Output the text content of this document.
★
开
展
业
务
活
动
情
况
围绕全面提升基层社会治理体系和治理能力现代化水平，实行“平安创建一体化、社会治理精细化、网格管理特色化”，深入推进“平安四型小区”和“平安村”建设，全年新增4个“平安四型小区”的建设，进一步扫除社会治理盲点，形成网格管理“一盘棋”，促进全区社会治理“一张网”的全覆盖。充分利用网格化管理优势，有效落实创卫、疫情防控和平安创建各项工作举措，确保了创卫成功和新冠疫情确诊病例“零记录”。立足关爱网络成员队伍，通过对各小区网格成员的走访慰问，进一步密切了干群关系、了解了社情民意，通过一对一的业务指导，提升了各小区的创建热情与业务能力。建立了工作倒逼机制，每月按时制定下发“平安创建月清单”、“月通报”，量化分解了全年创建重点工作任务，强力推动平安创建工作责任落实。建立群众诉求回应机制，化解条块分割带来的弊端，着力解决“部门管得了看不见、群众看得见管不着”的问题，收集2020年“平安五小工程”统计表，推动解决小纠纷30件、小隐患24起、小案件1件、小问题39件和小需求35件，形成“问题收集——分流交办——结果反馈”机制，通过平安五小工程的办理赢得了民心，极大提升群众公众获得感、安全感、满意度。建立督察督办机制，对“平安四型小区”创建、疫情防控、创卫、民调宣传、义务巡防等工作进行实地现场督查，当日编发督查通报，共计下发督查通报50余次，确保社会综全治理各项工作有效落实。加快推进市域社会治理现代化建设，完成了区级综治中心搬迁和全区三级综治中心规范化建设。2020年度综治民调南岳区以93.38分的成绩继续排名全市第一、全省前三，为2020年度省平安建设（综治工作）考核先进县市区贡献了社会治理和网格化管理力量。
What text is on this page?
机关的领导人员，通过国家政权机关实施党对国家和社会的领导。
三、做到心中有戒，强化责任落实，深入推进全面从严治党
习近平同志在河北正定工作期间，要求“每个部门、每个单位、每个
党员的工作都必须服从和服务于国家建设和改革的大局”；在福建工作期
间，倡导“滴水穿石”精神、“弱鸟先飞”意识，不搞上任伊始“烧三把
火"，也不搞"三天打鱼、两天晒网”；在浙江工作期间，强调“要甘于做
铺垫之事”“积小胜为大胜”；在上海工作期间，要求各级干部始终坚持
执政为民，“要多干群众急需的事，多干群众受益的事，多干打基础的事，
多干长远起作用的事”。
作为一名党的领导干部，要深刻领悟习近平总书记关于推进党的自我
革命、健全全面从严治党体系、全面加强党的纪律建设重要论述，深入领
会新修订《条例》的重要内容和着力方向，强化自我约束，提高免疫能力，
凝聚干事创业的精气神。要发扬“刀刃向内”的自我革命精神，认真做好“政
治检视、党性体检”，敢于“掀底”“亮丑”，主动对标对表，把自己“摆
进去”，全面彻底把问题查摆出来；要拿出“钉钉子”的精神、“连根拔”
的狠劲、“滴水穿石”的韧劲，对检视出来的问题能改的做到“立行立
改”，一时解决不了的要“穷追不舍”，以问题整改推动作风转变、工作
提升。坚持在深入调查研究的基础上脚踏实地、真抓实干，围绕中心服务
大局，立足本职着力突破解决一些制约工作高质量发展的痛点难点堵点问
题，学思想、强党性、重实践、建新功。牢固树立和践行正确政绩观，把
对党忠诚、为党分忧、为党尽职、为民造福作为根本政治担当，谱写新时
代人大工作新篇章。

## Your task:
Reproduce the final stretch of the data above: every line from the one holding "What text is on this page?" through the end, inclusive, exactly as written and nothing else.

## Answer to the exercise:
What text is on this page?
机关的领导人员，通过国家政权机关实施党对国家和社会的领导。
三、做到心中有戒，强化责任落实，深入推进全面从严治党
习近平同志在河北正定工作期间，要求“每个部门、每个单位、每个
党员的工作都必须服从和服务于国家建设和改革的大局”；在福建工作期
间，倡导“滴水穿石”精神、“弱鸟先飞”意识，不搞上任伊始“烧三把
火"，也不搞"三天打鱼、两天晒网”；在浙江工作期间，强调“要甘于做
铺垫之事”“积小胜为大胜”；在上海工作期间，要求各级干部始终坚持
执政为民，“要多干群众急需的事，多干群众受益的事，多干打基础的事，
多干长远起作用的事”。
作为一名党的领导干部，要深刻领悟习近平总书记关于推进党的自我
革命、健全全面从严治党体系、全面加强党的纪律建设重要论述，深入领
会新修订《条例》的重要内容和着力方向，强化自我约束，提高免疫能力，
凝聚干事创业的精气神。要发扬“刀刃向内”的自我革命精神，认真做好“政
治检视、党性体检”，敢于“掀底”“亮丑”，主动对标对表，把自己“摆
进去”，全面彻底把问题查摆出来；要拿出“钉钉子”的精神、“连根拔”
的狠劲、“滴水穿石”的韧劲，对检视出来的问题能改的做到“立行立
改”，一时解决不了的要“穷追不舍”，以问题整改推动作风转变、工作
提升。坚持在深入调查研究的基础上脚踏实地、真抓实干，围绕中心服务
大局，立足本职着力突破解决一些制约工作高质量发展的痛点难点堵点问
题，学思想、强党性、重实践、建新功。牢固树立和践行正确政绩观，把
对党忠诚、为党分忧、为党尽职、为民造福作为根本政治担当，谱写新时
代人大工作新篇章。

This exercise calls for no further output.